* BEGIN *
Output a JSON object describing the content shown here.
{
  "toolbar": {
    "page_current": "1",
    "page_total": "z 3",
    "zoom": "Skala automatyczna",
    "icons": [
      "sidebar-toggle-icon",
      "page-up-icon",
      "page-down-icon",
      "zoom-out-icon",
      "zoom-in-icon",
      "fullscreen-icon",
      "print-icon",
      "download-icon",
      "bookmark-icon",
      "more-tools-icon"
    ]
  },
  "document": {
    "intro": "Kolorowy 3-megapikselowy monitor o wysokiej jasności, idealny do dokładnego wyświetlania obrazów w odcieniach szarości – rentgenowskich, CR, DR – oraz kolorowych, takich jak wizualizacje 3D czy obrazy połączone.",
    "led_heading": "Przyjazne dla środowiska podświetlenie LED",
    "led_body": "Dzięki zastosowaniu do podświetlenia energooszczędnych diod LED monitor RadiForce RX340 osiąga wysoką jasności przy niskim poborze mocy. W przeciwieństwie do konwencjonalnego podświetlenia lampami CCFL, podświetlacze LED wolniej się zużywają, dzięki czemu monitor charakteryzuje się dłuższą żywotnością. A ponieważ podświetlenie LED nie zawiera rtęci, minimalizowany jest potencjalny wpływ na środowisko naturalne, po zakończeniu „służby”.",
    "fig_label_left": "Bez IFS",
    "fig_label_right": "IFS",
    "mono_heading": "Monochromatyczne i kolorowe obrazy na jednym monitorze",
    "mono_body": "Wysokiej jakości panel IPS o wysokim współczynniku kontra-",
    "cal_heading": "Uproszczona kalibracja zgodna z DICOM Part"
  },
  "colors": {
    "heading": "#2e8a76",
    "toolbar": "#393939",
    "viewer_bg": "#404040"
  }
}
* END *
TASK GOAL:
Copy all lines in the listing above where the string "obrazy" appears.

FINISHED TASK:
    "intro": "Kolorowy 3-megapikselowy monitor o wysokiej jasności, idealny do dokładnego wyświetlania obrazów w odcieniach szarości – rentgenowskich, CR, DR – oraz kolorowych, takich jak wizualizacje 3D czy obrazy połączone.",
    "mono_heading": "Monochromatyczne i kolorowe obrazy na jednym monitorze",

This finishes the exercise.